##### Records for processing #####

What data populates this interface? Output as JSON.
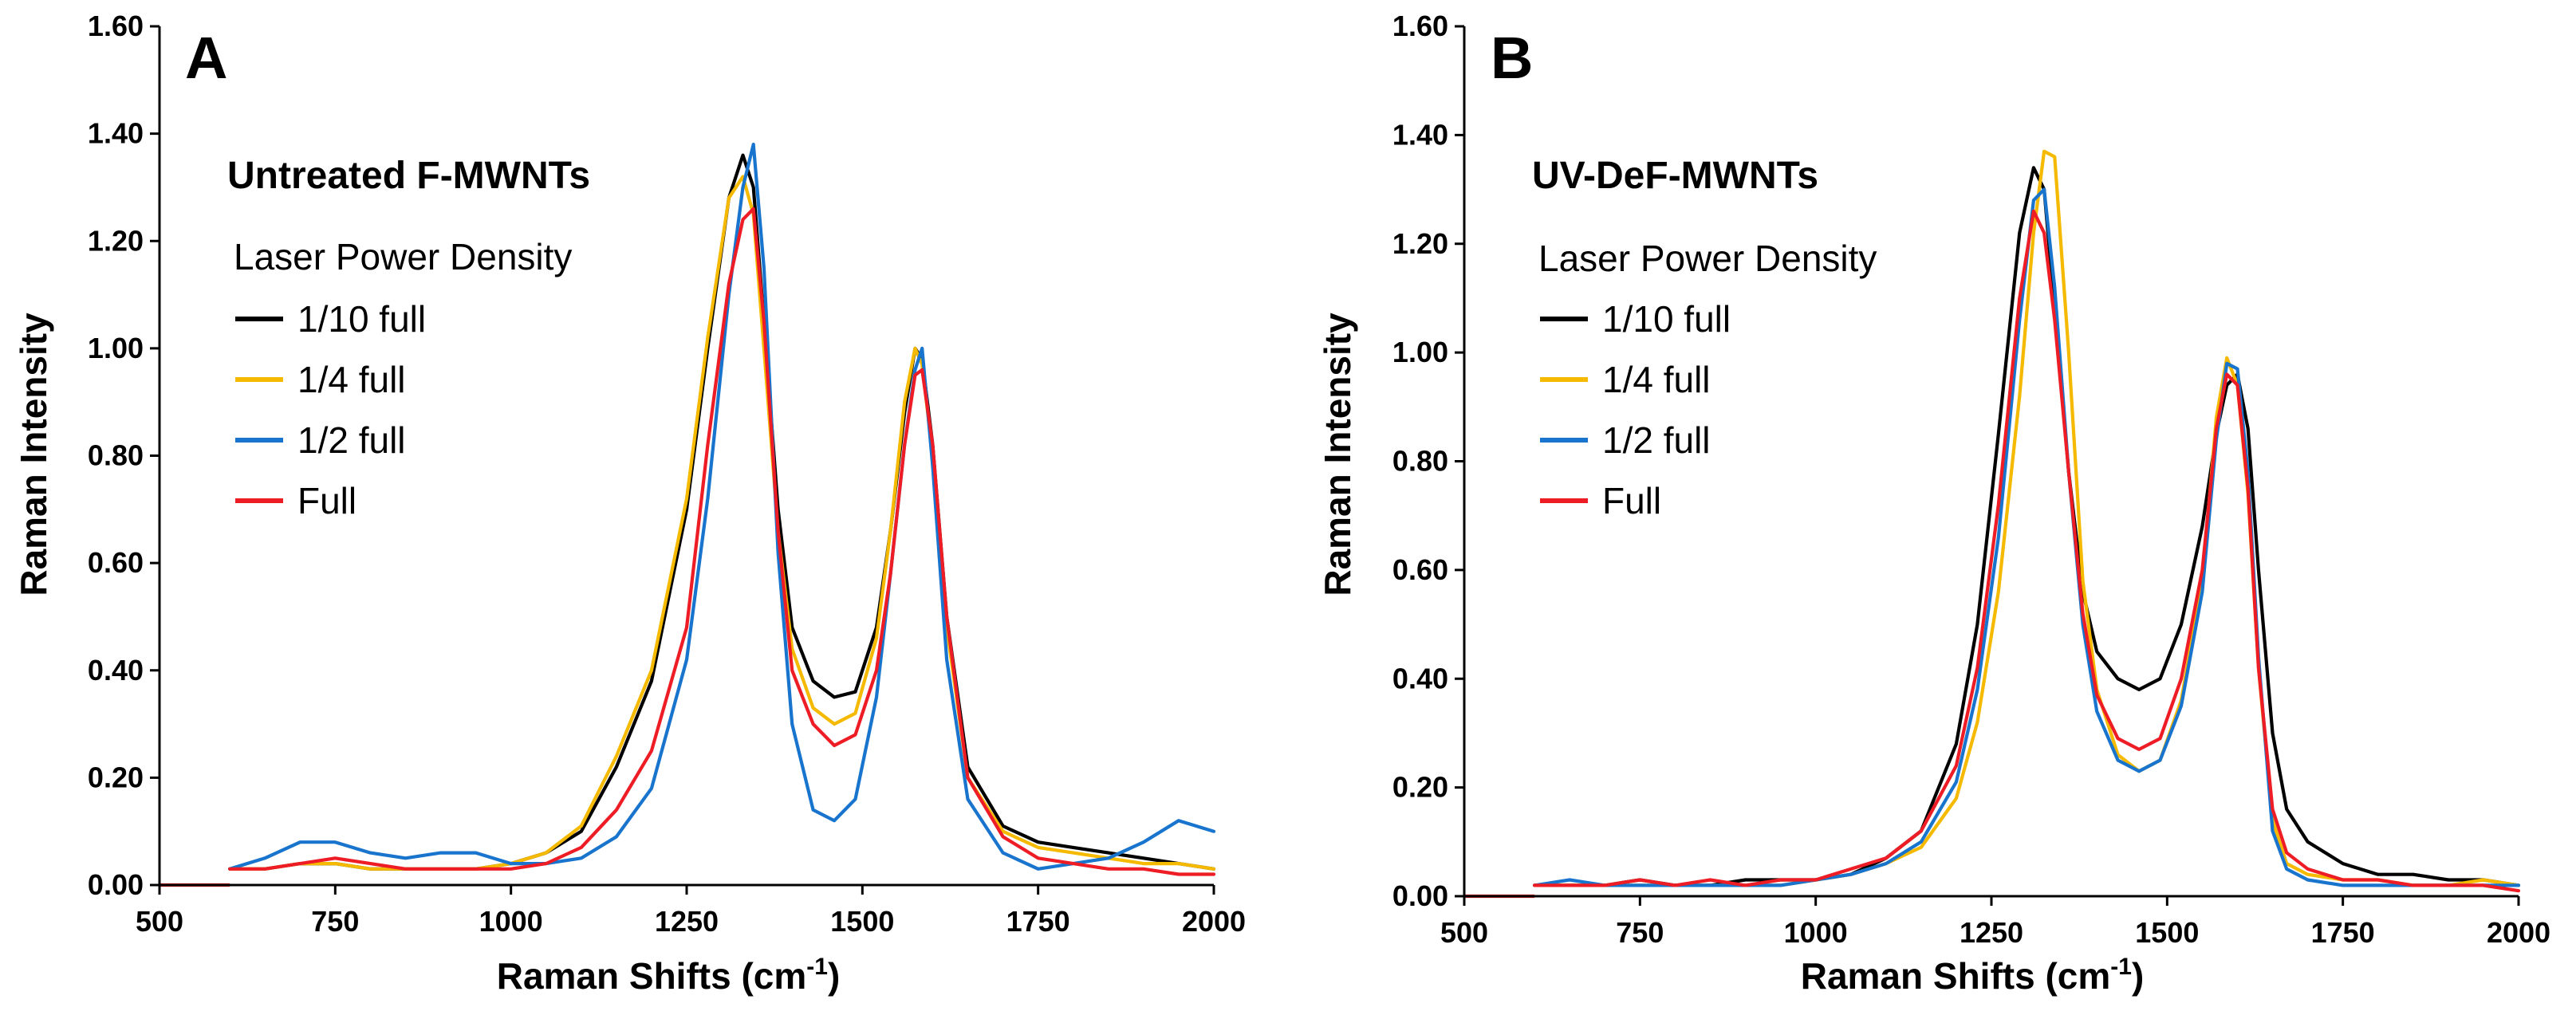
{
  "chart_data": [
    {
      "type": "line",
      "panel_label": "A",
      "title": "Untreated F-MWNTs",
      "xlabel": "Raman Shifts (cm",
      "xlabel_sup": "-1",
      "xlabel_end": ")",
      "ylabel": "Raman Intensity",
      "xlim": [
        500,
        2000
      ],
      "ylim": [
        0,
        1.6
      ],
      "x_ticks": [
        "500",
        "750",
        "1000",
        "1250",
        "1500",
        "1750",
        "2000"
      ],
      "y_ticks": [
        "0.00",
        "0.20",
        "0.40",
        "0.60",
        "0.80",
        "1.00",
        "1.20",
        "1.40",
        "1.60"
      ],
      "legend_title": "Laser Power Density",
      "legend_position": "top-left",
      "series": [
        {
          "name": "1/10 full",
          "color": "#000000",
          "x": [
            600,
            650,
            700,
            750,
            800,
            850,
            900,
            950,
            1000,
            1050,
            1100,
            1150,
            1200,
            1250,
            1280,
            1310,
            1330,
            1345,
            1360,
            1380,
            1400,
            1430,
            1460,
            1490,
            1520,
            1540,
            1560,
            1575,
            1585,
            1600,
            1620,
            1650,
            1700,
            1750,
            1800,
            1850,
            1900,
            1950,
            2000
          ],
          "y": [
            0.03,
            0.03,
            0.04,
            0.04,
            0.03,
            0.03,
            0.03,
            0.03,
            0.04,
            0.06,
            0.1,
            0.22,
            0.38,
            0.7,
            1.0,
            1.28,
            1.36,
            1.3,
            1.05,
            0.7,
            0.48,
            0.38,
            0.35,
            0.36,
            0.48,
            0.66,
            0.88,
            1.0,
            0.98,
            0.82,
            0.5,
            0.22,
            0.11,
            0.08,
            0.07,
            0.06,
            0.05,
            0.04,
            0.03
          ]
        },
        {
          "name": "1/4 full",
          "color": "#F5BA00",
          "x": [
            600,
            650,
            700,
            750,
            800,
            850,
            900,
            950,
            1000,
            1050,
            1100,
            1150,
            1200,
            1250,
            1280,
            1310,
            1330,
            1345,
            1360,
            1380,
            1400,
            1430,
            1460,
            1490,
            1520,
            1540,
            1560,
            1575,
            1585,
            1600,
            1620,
            1650,
            1700,
            1750,
            1800,
            1850,
            1900,
            1950,
            2000
          ],
          "y": [
            0.03,
            0.03,
            0.04,
            0.04,
            0.03,
            0.03,
            0.03,
            0.03,
            0.04,
            0.06,
            0.11,
            0.24,
            0.4,
            0.72,
            1.02,
            1.28,
            1.32,
            1.25,
            1.0,
            0.66,
            0.44,
            0.33,
            0.3,
            0.32,
            0.46,
            0.66,
            0.9,
            1.0,
            0.97,
            0.8,
            0.48,
            0.2,
            0.1,
            0.07,
            0.06,
            0.05,
            0.04,
            0.04,
            0.03
          ]
        },
        {
          "name": "1/2 full",
          "color": "#1874CD",
          "x": [
            600,
            650,
            700,
            750,
            800,
            850,
            900,
            950,
            1000,
            1050,
            1100,
            1150,
            1200,
            1250,
            1280,
            1310,
            1330,
            1345,
            1360,
            1380,
            1400,
            1430,
            1460,
            1490,
            1520,
            1540,
            1560,
            1575,
            1585,
            1600,
            1620,
            1650,
            1700,
            1750,
            1800,
            1850,
            1900,
            1950,
            2000
          ],
          "y": [
            0.03,
            0.05,
            0.08,
            0.08,
            0.06,
            0.05,
            0.06,
            0.06,
            0.04,
            0.04,
            0.05,
            0.09,
            0.18,
            0.42,
            0.72,
            1.1,
            1.3,
            1.38,
            1.15,
            0.62,
            0.3,
            0.14,
            0.12,
            0.16,
            0.35,
            0.58,
            0.82,
            0.96,
            1.0,
            0.78,
            0.42,
            0.16,
            0.06,
            0.03,
            0.04,
            0.05,
            0.08,
            0.12,
            0.1
          ]
        },
        {
          "name": "Full",
          "color": "#EE1C25",
          "x": [
            600,
            650,
            700,
            750,
            800,
            850,
            900,
            950,
            1000,
            1050,
            1100,
            1150,
            1200,
            1250,
            1280,
            1310,
            1330,
            1345,
            1360,
            1380,
            1400,
            1430,
            1460,
            1490,
            1520,
            1540,
            1560,
            1575,
            1585,
            1600,
            1620,
            1650,
            1700,
            1750,
            1800,
            1850,
            1900,
            1950,
            2000
          ],
          "y": [
            0.03,
            0.03,
            0.04,
            0.05,
            0.04,
            0.03,
            0.03,
            0.03,
            0.03,
            0.04,
            0.07,
            0.14,
            0.25,
            0.48,
            0.82,
            1.12,
            1.24,
            1.26,
            1.05,
            0.66,
            0.4,
            0.3,
            0.26,
            0.28,
            0.4,
            0.58,
            0.82,
            0.95,
            0.96,
            0.82,
            0.5,
            0.2,
            0.09,
            0.05,
            0.04,
            0.03,
            0.03,
            0.02,
            0.02
          ]
        }
      ]
    },
    {
      "type": "line",
      "panel_label": "B",
      "title": "UV-DeF-MWNTs",
      "xlabel": "Raman Shifts (cm",
      "xlabel_sup": "-1",
      "xlabel_end": ")",
      "ylabel": "Raman Intensity",
      "xlim": [
        500,
        2000
      ],
      "ylim": [
        0,
        1.6
      ],
      "x_ticks": [
        "500",
        "750",
        "1000",
        "1250",
        "1500",
        "1750",
        "2000"
      ],
      "y_ticks": [
        "0.00",
        "0.20",
        "0.40",
        "0.60",
        "0.80",
        "1.00",
        "1.20",
        "1.40",
        "1.60"
      ],
      "legend_title": "Laser Power Density",
      "legend_position": "top-left",
      "series": [
        {
          "name": "1/10 full",
          "color": "#000000",
          "x": [
            600,
            650,
            700,
            750,
            800,
            850,
            900,
            950,
            1000,
            1050,
            1100,
            1150,
            1200,
            1230,
            1260,
            1290,
            1310,
            1325,
            1340,
            1360,
            1380,
            1400,
            1430,
            1460,
            1490,
            1520,
            1550,
            1570,
            1585,
            1600,
            1615,
            1630,
            1650,
            1670,
            1700,
            1750,
            1800,
            1850,
            1900,
            1950,
            2000
          ],
          "y": [
            0.02,
            0.02,
            0.02,
            0.03,
            0.02,
            0.02,
            0.03,
            0.03,
            0.03,
            0.04,
            0.07,
            0.12,
            0.28,
            0.5,
            0.85,
            1.22,
            1.34,
            1.3,
            1.08,
            0.78,
            0.56,
            0.45,
            0.4,
            0.38,
            0.4,
            0.5,
            0.68,
            0.85,
            0.94,
            0.96,
            0.86,
            0.6,
            0.3,
            0.16,
            0.1,
            0.06,
            0.04,
            0.04,
            0.03,
            0.03,
            0.02
          ]
        },
        {
          "name": "1/4 full",
          "color": "#F5BA00",
          "x": [
            600,
            650,
            700,
            750,
            800,
            850,
            900,
            950,
            1000,
            1050,
            1100,
            1150,
            1200,
            1230,
            1260,
            1290,
            1310,
            1325,
            1340,
            1360,
            1380,
            1400,
            1430,
            1460,
            1490,
            1520,
            1550,
            1570,
            1585,
            1600,
            1615,
            1630,
            1650,
            1670,
            1700,
            1750,
            1800,
            1850,
            1900,
            1950,
            2000
          ],
          "y": [
            0.02,
            0.02,
            0.02,
            0.02,
            0.02,
            0.02,
            0.02,
            0.02,
            0.03,
            0.04,
            0.06,
            0.09,
            0.18,
            0.32,
            0.56,
            0.92,
            1.22,
            1.37,
            1.36,
            1.0,
            0.58,
            0.38,
            0.26,
            0.23,
            0.25,
            0.36,
            0.58,
            0.88,
            0.99,
            0.94,
            0.74,
            0.42,
            0.14,
            0.06,
            0.04,
            0.03,
            0.03,
            0.02,
            0.02,
            0.03,
            0.02
          ]
        },
        {
          "name": "1/2 full",
          "color": "#1874CD",
          "x": [
            600,
            650,
            700,
            750,
            800,
            850,
            900,
            950,
            1000,
            1050,
            1100,
            1150,
            1200,
            1230,
            1260,
            1290,
            1310,
            1325,
            1340,
            1360,
            1380,
            1400,
            1430,
            1460,
            1490,
            1520,
            1550,
            1570,
            1585,
            1600,
            1615,
            1630,
            1650,
            1670,
            1700,
            1750,
            1800,
            1850,
            1900,
            1950,
            2000
          ],
          "y": [
            0.02,
            0.03,
            0.02,
            0.02,
            0.02,
            0.02,
            0.02,
            0.02,
            0.03,
            0.04,
            0.06,
            0.1,
            0.21,
            0.38,
            0.66,
            1.06,
            1.28,
            1.3,
            1.12,
            0.78,
            0.5,
            0.34,
            0.25,
            0.23,
            0.25,
            0.35,
            0.56,
            0.84,
            0.98,
            0.97,
            0.78,
            0.44,
            0.12,
            0.05,
            0.03,
            0.02,
            0.02,
            0.02,
            0.02,
            0.02,
            0.02
          ]
        },
        {
          "name": "Full",
          "color": "#EE1C25",
          "x": [
            600,
            650,
            700,
            750,
            800,
            850,
            900,
            950,
            1000,
            1050,
            1100,
            1150,
            1200,
            1230,
            1260,
            1290,
            1310,
            1325,
            1340,
            1360,
            1380,
            1400,
            1430,
            1460,
            1490,
            1520,
            1550,
            1570,
            1585,
            1600,
            1615,
            1630,
            1650,
            1670,
            1700,
            1750,
            1800,
            1850,
            1900,
            1950,
            2000
          ],
          "y": [
            0.02,
            0.02,
            0.02,
            0.03,
            0.02,
            0.03,
            0.02,
            0.03,
            0.03,
            0.05,
            0.07,
            0.12,
            0.24,
            0.42,
            0.72,
            1.1,
            1.26,
            1.22,
            1.06,
            0.78,
            0.52,
            0.37,
            0.29,
            0.27,
            0.29,
            0.4,
            0.6,
            0.86,
            0.96,
            0.94,
            0.75,
            0.42,
            0.16,
            0.08,
            0.05,
            0.03,
            0.03,
            0.02,
            0.02,
            0.02,
            0.01
          ]
        }
      ]
    }
  ]
}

#####

*Set exercise*
Take each line containing the string "MWNTs" and copy it out.

*Solution to this task*
      "title": "Untreated F-MWNTs",
      "title": "UV-DeF-MWNTs",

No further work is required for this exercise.